«Non ci fu danno erariale» Assoluzione bis per Illy

TRIESTE La giunta Illy non ha venduto a prezzo di svendita l’ex caserma della Guardia di Finanza di Tarvisio. Non ha dunque commesso danno erariale a carico della Regione.
È assolta dall’accusa di non aver previsto una soglia minima di ribasso, come già in primo grado nel 2010, in tutti i suoi componenti presenti nella seduta del 2004 che decise quell’operazione di cartolarizzazione: con Riccardo Illy, difeso dagli avvocati Fabio Merusi, Guido Barzazi, Giovanni Borgna e Mario Cannata, anche gli ex assessori Augusto Antonucci, Ezio Beltrame, Enrico Bertossi, Roberto Cosolini, Franco Iacop, Enzo Marsilio, Gianfranco Moretton, Gianni Pecol Cominotto e Lodovico Sonego, tutelati da Renato Fusco.
L’attesa sentenza della Corte dei conti, sezione seconda giurisdizionale centrale, Luciano Calamaro presidente, porta la data del 28 dicembre ma è stata diffusa ieri, in tempo per alimentare nuove fibrillazioni a centrosinistra, lì dove già da mesi si agitata lo spauracchio Illy, il presidente della giunta 2003-2008, quella che ideò e realizzò la vendita di palazzi, terreni, ex ospedali e vecchie caserme, con incarico alla società veicolo Prima srl. Un modo per fare cassa dal punto di vista della politica. A volte una svendita, secondo alcuni magistrati. Uno dei casi fu quello dell’ospedale di Palmanova. Un altro quello dell’ex Centro zonale dell'Ersa a San Vito al Tagliamento. Dopo varie aste deserte il prezzo crollò e gli immobili furono venduti a trattativa privata. Nel 2014 la Corte dei conti (con conferma nel 2016 in Cassazione), ribaltando un verdetto di assoluzione in primo grado, quantificò in 700mila euro il danno erariale della giunta per quelle due cessioni sulla base di una legge regionale del 1971, la 57, che prevedeva limiti al ribasso. Contestualmente respinse un appello incidentale di Illy per difetto di giurisdizione, mirato a riconoscere la natura politica e non tecnicamente amministrativa dei provvedimenti di alienazione.
_ _ _ _ _
Consegna 1:
Traduca in inglese la seguente frase dell'articolo sulla giunta Illy: «Dopo varie aste deserte il prezzo crollò e gli immobili furono venduti a trattativa privata.»
Le voci non hanno alcun legame con l'articolo sulla giunta Illy.

Voci:
_ _ _ _ _
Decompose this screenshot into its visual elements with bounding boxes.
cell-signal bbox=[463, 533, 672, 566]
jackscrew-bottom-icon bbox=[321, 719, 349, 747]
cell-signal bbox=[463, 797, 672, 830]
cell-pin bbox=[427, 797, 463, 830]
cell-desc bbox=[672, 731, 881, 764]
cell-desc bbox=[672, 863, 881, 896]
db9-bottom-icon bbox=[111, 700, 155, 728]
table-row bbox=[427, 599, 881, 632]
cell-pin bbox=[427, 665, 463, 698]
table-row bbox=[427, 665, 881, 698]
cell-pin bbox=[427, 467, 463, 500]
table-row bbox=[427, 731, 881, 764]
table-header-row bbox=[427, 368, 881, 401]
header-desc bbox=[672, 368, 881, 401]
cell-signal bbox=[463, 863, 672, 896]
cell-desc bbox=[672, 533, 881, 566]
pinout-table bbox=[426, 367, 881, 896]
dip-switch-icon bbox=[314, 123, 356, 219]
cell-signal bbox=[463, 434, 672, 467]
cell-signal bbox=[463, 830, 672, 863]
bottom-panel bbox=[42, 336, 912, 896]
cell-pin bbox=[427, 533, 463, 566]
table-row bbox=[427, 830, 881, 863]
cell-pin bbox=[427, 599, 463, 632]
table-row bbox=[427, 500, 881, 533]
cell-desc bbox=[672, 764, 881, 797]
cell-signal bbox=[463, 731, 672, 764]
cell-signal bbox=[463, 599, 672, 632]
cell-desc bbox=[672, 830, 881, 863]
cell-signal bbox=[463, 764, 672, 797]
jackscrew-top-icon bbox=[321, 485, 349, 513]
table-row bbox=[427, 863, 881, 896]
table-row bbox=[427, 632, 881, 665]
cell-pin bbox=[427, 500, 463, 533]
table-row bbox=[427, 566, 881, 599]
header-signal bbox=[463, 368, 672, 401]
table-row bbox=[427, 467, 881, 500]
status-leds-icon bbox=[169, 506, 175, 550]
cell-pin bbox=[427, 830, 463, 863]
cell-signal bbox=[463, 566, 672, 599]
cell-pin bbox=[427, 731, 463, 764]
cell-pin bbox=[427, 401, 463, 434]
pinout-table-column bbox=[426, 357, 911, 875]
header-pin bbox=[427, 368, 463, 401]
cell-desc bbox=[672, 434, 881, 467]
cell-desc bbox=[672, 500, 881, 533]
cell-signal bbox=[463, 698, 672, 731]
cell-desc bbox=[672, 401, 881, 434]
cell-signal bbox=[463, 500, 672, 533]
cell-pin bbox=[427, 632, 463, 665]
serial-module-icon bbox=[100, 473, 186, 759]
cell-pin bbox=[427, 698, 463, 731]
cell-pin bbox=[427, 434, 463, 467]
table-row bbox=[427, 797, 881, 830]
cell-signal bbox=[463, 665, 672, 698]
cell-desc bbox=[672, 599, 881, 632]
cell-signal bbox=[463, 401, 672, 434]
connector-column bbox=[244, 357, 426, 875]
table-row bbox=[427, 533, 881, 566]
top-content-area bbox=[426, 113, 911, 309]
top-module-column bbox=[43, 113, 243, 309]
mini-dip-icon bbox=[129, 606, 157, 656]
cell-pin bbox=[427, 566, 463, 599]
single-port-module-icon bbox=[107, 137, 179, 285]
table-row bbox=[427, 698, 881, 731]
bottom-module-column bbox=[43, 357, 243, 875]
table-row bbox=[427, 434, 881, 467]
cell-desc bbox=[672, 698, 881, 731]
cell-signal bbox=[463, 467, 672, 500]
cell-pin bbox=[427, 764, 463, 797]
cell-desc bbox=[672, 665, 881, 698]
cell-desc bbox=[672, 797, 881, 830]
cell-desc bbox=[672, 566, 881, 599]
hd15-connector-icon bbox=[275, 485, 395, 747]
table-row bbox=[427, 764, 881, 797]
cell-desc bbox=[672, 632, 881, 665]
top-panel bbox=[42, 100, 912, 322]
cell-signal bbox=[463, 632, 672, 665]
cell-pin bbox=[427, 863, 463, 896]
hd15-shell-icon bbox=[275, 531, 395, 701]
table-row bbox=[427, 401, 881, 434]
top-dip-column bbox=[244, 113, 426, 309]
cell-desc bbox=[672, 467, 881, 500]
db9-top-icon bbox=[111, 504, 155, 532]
_ _ _ _ _
Consegna 2:
Citi integralmente le righe delle voci, partendo dalla prima riga delle voci e proseguendo fino alla riga che contiene "db9-bottom-icon bbox=[111, 700, 155, 728]", inclusa.

Risultato 1:
After several auctions drew no bidders, the price collapsed and the properties were sold by private negotiation.

Risultato 2:
Decompose this screenshot into its visual elements with bounding boxes.
cell-signal bbox=[463, 533, 672, 566]
jackscrew-bottom-icon bbox=[321, 719, 349, 747]
cell-signal bbox=[463, 797, 672, 830]
cell-pin bbox=[427, 797, 463, 830]
cell-desc bbox=[672, 731, 881, 764]
cell-desc bbox=[672, 863, 881, 896]
db9-bottom-icon bbox=[111, 700, 155, 728]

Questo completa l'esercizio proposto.